* START ENTRIES SHOWN *
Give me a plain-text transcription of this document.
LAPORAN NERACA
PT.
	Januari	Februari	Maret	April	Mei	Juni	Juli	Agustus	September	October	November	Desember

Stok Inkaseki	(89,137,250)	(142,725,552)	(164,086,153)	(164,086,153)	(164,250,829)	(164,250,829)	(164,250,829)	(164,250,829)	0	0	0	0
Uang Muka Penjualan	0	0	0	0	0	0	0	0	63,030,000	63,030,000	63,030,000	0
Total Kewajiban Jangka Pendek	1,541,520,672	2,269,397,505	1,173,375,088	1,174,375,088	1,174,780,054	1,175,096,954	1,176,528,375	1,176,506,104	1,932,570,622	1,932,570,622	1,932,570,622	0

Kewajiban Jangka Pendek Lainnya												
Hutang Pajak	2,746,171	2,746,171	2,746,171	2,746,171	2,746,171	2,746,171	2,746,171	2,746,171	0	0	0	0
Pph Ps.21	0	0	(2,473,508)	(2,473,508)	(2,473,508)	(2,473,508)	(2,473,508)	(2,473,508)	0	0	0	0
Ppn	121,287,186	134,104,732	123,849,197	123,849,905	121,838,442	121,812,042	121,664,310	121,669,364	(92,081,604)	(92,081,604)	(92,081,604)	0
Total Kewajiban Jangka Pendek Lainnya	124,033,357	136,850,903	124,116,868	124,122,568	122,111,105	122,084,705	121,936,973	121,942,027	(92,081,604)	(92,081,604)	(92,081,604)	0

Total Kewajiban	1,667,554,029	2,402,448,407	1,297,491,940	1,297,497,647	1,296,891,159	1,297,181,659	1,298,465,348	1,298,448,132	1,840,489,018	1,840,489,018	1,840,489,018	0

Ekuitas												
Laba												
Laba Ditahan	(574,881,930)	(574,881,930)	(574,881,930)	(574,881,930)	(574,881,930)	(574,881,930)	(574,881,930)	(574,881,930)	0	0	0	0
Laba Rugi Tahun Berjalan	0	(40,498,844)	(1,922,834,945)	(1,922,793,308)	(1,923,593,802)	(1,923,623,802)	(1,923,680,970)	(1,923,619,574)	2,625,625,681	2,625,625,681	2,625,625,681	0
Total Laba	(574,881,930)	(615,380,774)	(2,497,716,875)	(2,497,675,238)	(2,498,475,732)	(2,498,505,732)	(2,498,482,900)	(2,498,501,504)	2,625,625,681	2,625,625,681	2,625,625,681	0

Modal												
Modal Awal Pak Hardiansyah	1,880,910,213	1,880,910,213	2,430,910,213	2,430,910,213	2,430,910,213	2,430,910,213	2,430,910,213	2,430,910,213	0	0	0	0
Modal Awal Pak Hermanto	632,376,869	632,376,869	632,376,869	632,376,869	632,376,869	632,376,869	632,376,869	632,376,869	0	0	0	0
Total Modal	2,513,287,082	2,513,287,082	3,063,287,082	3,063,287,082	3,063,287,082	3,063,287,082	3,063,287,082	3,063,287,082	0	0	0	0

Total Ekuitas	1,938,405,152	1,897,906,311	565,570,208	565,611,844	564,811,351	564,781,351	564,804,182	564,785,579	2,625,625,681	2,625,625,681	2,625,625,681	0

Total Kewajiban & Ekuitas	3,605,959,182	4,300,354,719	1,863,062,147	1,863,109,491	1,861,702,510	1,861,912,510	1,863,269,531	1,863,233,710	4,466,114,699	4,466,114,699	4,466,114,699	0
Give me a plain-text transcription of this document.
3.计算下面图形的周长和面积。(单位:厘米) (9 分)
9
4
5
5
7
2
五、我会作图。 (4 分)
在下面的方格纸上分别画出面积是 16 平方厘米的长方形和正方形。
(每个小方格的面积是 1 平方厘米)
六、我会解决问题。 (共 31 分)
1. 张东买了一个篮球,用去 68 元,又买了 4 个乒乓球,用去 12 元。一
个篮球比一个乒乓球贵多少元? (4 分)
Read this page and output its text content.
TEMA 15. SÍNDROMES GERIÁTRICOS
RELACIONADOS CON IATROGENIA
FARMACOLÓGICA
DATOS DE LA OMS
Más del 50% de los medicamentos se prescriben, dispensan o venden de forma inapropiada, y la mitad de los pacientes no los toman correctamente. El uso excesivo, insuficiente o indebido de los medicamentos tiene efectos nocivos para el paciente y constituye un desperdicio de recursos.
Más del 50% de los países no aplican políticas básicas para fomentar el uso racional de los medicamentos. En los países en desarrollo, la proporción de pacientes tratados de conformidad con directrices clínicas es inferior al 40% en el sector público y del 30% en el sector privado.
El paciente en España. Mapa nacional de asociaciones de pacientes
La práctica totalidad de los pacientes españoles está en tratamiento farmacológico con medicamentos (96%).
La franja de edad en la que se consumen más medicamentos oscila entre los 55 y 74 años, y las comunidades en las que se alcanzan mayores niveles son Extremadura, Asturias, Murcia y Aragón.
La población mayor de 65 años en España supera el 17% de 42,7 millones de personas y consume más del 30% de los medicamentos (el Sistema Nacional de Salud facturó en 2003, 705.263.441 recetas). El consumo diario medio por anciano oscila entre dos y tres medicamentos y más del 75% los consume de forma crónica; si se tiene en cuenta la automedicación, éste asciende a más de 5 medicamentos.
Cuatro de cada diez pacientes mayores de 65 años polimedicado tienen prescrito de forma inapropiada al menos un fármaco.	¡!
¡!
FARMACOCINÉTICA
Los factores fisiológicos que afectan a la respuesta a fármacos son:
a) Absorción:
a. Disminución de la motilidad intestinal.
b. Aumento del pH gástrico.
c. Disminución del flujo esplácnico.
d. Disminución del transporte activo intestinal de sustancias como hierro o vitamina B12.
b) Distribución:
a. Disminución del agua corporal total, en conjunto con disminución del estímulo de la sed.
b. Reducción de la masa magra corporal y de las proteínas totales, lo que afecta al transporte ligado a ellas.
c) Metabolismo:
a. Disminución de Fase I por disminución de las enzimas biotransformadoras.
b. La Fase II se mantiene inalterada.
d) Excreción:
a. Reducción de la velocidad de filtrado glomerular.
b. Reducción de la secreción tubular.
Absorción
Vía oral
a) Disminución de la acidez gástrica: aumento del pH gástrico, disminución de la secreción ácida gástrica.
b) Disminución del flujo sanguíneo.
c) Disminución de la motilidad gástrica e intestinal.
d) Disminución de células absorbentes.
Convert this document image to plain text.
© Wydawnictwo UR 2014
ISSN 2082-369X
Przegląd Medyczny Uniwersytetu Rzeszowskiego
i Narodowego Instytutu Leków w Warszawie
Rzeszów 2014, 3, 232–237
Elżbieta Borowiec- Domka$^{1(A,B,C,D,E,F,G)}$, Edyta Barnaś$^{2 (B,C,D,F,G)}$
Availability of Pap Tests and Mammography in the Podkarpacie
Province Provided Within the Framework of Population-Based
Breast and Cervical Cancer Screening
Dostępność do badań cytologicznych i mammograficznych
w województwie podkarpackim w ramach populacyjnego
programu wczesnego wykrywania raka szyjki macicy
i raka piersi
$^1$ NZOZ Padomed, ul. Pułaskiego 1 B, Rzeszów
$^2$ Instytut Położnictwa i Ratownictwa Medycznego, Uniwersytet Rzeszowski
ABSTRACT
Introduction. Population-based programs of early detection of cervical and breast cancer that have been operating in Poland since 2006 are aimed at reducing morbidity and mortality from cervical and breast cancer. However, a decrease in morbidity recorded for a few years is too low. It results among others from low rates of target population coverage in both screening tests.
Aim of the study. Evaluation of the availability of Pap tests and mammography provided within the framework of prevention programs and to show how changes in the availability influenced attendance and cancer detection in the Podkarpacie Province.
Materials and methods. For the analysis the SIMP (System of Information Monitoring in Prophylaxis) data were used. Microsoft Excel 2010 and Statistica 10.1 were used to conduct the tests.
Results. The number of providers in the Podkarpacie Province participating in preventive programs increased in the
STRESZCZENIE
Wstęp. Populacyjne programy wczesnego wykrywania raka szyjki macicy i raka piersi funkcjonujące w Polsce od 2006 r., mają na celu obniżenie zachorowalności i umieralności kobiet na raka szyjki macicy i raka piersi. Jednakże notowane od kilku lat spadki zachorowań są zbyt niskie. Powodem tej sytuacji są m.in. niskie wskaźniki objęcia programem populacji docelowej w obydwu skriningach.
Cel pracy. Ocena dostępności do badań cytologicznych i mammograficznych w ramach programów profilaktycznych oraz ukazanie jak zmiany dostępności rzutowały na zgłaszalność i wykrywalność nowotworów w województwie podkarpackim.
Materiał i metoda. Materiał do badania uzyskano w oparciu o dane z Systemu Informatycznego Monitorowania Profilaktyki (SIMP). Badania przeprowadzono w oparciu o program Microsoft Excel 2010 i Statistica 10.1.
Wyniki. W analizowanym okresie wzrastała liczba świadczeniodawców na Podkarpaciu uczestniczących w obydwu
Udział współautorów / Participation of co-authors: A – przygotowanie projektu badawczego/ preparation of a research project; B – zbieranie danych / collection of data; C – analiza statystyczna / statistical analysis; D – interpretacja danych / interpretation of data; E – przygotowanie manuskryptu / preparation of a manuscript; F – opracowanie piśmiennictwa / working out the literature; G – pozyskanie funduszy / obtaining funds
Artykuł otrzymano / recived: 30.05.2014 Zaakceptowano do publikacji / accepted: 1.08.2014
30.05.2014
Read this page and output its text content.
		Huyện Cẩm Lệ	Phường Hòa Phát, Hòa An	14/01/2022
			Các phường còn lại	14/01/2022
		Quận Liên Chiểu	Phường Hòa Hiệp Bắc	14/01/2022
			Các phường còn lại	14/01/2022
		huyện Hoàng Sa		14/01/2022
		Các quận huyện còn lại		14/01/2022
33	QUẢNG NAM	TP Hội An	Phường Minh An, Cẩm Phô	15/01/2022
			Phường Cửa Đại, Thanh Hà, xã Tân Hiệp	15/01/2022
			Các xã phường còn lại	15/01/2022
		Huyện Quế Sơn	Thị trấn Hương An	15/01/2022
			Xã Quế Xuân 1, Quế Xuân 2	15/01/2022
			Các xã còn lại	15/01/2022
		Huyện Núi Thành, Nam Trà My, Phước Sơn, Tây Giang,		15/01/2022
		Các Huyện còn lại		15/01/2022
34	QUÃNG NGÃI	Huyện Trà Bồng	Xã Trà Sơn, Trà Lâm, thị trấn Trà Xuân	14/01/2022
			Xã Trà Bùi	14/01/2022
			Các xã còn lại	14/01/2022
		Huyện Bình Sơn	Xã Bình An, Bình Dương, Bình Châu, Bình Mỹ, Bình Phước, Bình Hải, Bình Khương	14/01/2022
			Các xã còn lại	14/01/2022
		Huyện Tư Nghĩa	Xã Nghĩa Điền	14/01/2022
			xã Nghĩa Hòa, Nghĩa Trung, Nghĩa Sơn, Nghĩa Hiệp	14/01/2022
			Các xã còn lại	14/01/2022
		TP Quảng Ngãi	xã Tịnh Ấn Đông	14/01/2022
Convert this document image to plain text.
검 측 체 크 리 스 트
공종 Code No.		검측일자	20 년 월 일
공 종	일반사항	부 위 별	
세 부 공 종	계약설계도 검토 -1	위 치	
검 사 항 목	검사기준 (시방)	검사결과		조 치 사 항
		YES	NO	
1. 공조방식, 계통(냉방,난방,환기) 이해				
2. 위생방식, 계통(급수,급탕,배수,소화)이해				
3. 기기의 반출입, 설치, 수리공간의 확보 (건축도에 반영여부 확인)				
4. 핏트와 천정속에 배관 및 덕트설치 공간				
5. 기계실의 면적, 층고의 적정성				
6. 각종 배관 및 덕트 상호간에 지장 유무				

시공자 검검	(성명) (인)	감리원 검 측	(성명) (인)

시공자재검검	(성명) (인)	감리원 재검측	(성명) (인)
* END ENTRIES SHOWN *
STATED PROBLEM: Only the number is wanted: how many lines of the material above include the word "szyjki"?

ANSWER TO THE PROBLEM: 2